### Supplied entries ###

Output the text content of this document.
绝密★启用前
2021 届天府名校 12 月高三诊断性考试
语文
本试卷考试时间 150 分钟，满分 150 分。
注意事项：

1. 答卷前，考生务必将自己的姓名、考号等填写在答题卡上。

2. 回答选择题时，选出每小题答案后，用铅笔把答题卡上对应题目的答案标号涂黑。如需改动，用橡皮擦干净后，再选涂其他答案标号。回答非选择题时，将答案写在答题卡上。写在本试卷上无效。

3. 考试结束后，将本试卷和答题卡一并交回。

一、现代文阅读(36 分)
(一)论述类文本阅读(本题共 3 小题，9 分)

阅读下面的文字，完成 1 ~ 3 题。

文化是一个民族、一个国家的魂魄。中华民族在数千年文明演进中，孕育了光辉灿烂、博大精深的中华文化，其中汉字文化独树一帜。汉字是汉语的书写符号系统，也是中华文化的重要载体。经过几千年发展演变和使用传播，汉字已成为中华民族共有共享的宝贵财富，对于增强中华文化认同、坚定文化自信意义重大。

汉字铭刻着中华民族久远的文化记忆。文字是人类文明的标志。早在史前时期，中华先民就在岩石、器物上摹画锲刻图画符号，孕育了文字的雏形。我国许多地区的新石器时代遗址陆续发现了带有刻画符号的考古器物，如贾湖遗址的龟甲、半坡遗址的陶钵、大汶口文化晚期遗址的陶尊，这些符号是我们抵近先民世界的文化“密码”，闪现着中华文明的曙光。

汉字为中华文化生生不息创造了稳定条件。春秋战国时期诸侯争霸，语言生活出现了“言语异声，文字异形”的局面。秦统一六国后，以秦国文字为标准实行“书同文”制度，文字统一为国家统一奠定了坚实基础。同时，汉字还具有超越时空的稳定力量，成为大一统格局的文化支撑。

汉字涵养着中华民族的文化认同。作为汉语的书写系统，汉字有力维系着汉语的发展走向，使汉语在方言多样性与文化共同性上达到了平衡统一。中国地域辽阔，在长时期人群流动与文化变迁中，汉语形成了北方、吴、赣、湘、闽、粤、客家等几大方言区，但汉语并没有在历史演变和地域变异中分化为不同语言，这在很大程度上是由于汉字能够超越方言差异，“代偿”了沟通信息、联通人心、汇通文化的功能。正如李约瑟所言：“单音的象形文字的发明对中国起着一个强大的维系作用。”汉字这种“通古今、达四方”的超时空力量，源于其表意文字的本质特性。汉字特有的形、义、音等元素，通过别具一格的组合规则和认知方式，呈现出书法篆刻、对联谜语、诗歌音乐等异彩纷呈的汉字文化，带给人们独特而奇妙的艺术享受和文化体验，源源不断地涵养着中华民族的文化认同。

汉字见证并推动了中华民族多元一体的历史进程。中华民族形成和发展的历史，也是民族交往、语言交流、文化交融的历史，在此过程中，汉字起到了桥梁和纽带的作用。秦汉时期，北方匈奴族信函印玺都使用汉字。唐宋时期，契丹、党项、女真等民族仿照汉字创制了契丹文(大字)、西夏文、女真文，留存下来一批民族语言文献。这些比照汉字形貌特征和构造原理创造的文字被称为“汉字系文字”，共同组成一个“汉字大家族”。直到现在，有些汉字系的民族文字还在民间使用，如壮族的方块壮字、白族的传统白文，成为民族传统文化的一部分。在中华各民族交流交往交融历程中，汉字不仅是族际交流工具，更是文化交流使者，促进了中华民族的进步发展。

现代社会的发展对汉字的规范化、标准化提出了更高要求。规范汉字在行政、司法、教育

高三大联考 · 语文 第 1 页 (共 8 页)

###

» Required work
Set down the listing above in full, please, exactly as it appears.

» Answer to the exercise
Output the text content of this document.
绝密★启用前
2021 届天府名校 12 月高三诊断性考试
语文
本试卷考试时间 150 分钟，满分 150 分。
注意事项：

1. 答卷前，考生务必将自己的姓名、考号等填写在答题卡上。

2. 回答选择题时，选出每小题答案后，用铅笔把答题卡上对应题目的答案标号涂黑。如需改动，用橡皮擦干净后，再选涂其他答案标号。回答非选择题时，将答案写在答题卡上。写在本试卷上无效。

3. 考试结束后，将本试卷和答题卡一并交回。

一、现代文阅读(36 分)
(一)论述类文本阅读(本题共 3 小题，9 分)

阅读下面的文字，完成 1 ~ 3 题。

文化是一个民族、一个国家的魂魄。中华民族在数千年文明演进中，孕育了光辉灿烂、博大精深的中华文化，其中汉字文化独树一帜。汉字是汉语的书写符号系统，也是中华文化的重要载体。经过几千年发展演变和使用传播，汉字已成为中华民族共有共享的宝贵财富，对于增强中华文化认同、坚定文化自信意义重大。

汉字铭刻着中华民族久远的文化记忆。文字是人类文明的标志。早在史前时期，中华先民就在岩石、器物上摹画锲刻图画符号，孕育了文字的雏形。我国许多地区的新石器时代遗址陆续发现了带有刻画符号的考古器物，如贾湖遗址的龟甲、半坡遗址的陶钵、大汶口文化晚期遗址的陶尊，这些符号是我们抵近先民世界的文化“密码”，闪现着中华文明的曙光。

汉字为中华文化生生不息创造了稳定条件。春秋战国时期诸侯争霸，语言生活出现了“言语异声，文字异形”的局面。秦统一六国后，以秦国文字为标准实行“书同文”制度，文字统一为国家统一奠定了坚实基础。同时，汉字还具有超越时空的稳定力量，成为大一统格局的文化支撑。

汉字涵养着中华民族的文化认同。作为汉语的书写系统，汉字有力维系着汉语的发展走向，使汉语在方言多样性与文化共同性上达到了平衡统一。中国地域辽阔，在长时期人群流动与文化变迁中，汉语形成了北方、吴、赣、湘、闽、粤、客家等几大方言区，但汉语并没有在历史演变和地域变异中分化为不同语言，这在很大程度上是由于汉字能够超越方言差异，“代偿”了沟通信息、联通人心、汇通文化的功能。正如李约瑟所言：“单音的象形文字的发明对中国起着一个强大的维系作用。”汉字这种“通古今、达四方”的超时空力量，源于其表意文字的本质特性。汉字特有的形、义、音等元素，通过别具一格的组合规则和认知方式，呈现出书法篆刻、对联谜语、诗歌音乐等异彩纷呈的汉字文化，带给人们独特而奇妙的艺术享受和文化体验，源源不断地涵养着中华民族的文化认同。

汉字见证并推动了中华民族多元一体的历史进程。中华民族形成和发展的历史，也是民族交往、语言交流、文化交融的历史，在此过程中，汉字起到了桥梁和纽带的作用。秦汉时期，北方匈奴族信函印玺都使用汉字。唐宋时期，契丹、党项、女真等民族仿照汉字创制了契丹文(大字)、西夏文、女真文，留存下来一批民族语言文献。这些比照汉字形貌特征和构造原理创造的文字被称为“汉字系文字”，共同组成一个“汉字大家族”。直到现在，有些汉字系的民族文字还在民间使用，如壮族的方块壮字、白族的传统白文，成为民族传统文化的一部分。在中华各民族交流交往交融历程中，汉字不仅是族际交流工具，更是文化交流使者，促进了中华民族的进步发展。

现代社会的发展对汉字的规范化、标准化提出了更高要求。规范汉字在行政、司法、教育

高三大联考 · 语文 第 1 页 (共 8 页)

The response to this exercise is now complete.